• _READING PASSAGE_

>>>

Previously HMRC has targeted businesses and individuals using tax avoidance schemes to reduce the amount of tax they pay. Now HMRC is firmly setting its sights on accountants and tax advisers who design, market or facilitate the use of such schemes.

A very short eight-week consultation is now underway on proposals which are intended to impose sanctions on accountants and advisers of tax schemes which are defeated by HMRC in the Courts. Proposals to change the way the existing penalty regime works for those whose tax returns are found to be inaccurate as a result of using tax avoidance arrangements are also included.

The Government through HMRC is very clearly seeking to influence the behaviour of promoters and other intermediaries, including agents, Independent Financial Advisers (IFAs) and others in the tax avoidance supply chain who they describe as ‘enablers’.

The consultation makes clear that an ‘enabler’ of tax avoidance includes anyone in the supply chain who benefits from an end user implementing tax avoidance arrangements and without whom the arrangements as designed could not be implemented. The consultation document provides a number of case studies to illustrate who would be caught by the proposed new arrangements.

<<<

• _JOB 1_
In one to three sentences, explain why the consultation document in the article on HMRC and tax avoidance enablers includes a number of case studies.
• _JOB 2_
Write the next paragraph of the article on HMRC's proposals for tax avoidance enablers, picking up after its final sentence.
The listing that comes next is taken from a separate source, not from the article on HMRC and tax avoidance enablers.

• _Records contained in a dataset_
>>>

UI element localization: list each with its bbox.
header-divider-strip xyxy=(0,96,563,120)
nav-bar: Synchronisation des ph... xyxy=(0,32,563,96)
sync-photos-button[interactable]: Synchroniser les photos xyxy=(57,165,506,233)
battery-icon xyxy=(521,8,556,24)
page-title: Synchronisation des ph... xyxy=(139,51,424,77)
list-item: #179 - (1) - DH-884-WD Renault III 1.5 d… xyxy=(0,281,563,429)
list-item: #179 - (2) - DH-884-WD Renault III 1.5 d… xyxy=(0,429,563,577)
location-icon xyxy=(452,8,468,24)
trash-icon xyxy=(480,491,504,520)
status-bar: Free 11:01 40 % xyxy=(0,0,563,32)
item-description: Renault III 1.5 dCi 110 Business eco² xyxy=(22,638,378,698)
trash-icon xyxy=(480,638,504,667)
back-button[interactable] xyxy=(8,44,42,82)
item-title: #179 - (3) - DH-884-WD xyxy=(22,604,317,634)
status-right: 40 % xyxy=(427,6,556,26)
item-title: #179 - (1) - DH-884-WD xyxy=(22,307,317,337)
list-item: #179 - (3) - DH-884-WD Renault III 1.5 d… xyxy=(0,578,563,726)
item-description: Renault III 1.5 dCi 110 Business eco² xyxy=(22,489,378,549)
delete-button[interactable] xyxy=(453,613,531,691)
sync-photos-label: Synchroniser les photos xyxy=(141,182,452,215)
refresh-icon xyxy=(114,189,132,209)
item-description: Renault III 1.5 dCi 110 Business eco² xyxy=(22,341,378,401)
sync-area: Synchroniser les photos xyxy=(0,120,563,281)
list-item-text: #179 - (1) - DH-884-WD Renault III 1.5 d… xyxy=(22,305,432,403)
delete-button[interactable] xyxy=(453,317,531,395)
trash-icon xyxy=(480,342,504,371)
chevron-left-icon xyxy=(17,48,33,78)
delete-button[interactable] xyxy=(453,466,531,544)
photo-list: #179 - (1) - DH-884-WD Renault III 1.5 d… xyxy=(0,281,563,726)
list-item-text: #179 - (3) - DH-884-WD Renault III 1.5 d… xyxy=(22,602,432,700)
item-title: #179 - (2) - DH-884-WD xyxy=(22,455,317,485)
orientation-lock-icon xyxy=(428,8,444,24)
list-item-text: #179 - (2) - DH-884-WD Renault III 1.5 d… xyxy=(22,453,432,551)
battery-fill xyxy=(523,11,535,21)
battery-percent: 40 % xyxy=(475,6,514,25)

<<<

• _ANSWER 1_
The consultation document includes case studies to illustrate who would be caught by the proposed new arrangements. These arrangements would impose sanctions on the "enablers" of tax avoidance.

• _ANSWER 2_
Fines for advisers who promote tax schemes could be very significant and recent press reports suggest these could be as high as  100% of the value of the unpaid tax. The proposals hinge on a more rigorous interpretation of what the government and HMRC consider to be beyond what is acceptable tax planning and falls into aggressive or overt tax avoidance schemes.

The Chancellor of the Exchequer will set out the timing for the introduction of a new penalty regime as part of the March 2017 Budget with a view to introducing the rules into legislation an upcoming Finance Bill. Whilst the timing isn’t confirmed it looks likely, based on the consultation, that the penalty approach could take effect over the course of the 2017-18 tax year.

Whilst the ‘enablers’ of tax avoidance schemes are a relatively new target for HMRC don’t think for one minute they are ignoring the businesses and individuals who have used tax schemes. With the introduction of the  controversial APN (Accelerated Payment Notice) regime HMRC can already demand tax it believes it is owed before any dispute over tax arrangements is adjudicated in the Courts.

Clearly HMRC is keen to encourage businesses and individuals to seek settlement of any disputed tax arrangements before they reach litigation stage. The Bedrock team is experienced in negotiating settlements and time to pay arrangements for businesses who choose to resolve any disputed tax issues. You can find out more here or give us a call to discuss how we can help you avoid any additional penalties.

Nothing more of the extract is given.